Saved data entries
===
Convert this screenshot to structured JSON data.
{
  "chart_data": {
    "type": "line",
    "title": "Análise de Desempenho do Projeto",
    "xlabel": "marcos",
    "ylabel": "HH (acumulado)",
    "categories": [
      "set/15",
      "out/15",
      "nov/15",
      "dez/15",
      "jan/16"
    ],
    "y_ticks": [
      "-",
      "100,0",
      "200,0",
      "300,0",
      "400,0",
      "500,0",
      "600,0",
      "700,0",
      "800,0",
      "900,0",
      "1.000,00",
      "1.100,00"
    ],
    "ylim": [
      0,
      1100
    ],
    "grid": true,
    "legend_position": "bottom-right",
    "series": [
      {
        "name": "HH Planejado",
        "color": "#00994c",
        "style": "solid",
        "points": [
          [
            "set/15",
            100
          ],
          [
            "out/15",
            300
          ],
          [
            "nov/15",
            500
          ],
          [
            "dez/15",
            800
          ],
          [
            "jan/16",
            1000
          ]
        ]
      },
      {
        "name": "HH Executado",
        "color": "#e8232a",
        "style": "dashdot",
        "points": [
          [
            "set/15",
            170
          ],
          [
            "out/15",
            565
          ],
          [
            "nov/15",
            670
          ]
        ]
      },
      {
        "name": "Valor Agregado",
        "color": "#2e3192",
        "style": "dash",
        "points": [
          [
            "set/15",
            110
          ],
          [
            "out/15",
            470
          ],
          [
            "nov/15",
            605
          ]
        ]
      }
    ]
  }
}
===
● Required work: Gather up the lines that contain the word "style".

● Result of this exercise:
        "style": "solid",
        "style": "dashdot",
        "style": "dash",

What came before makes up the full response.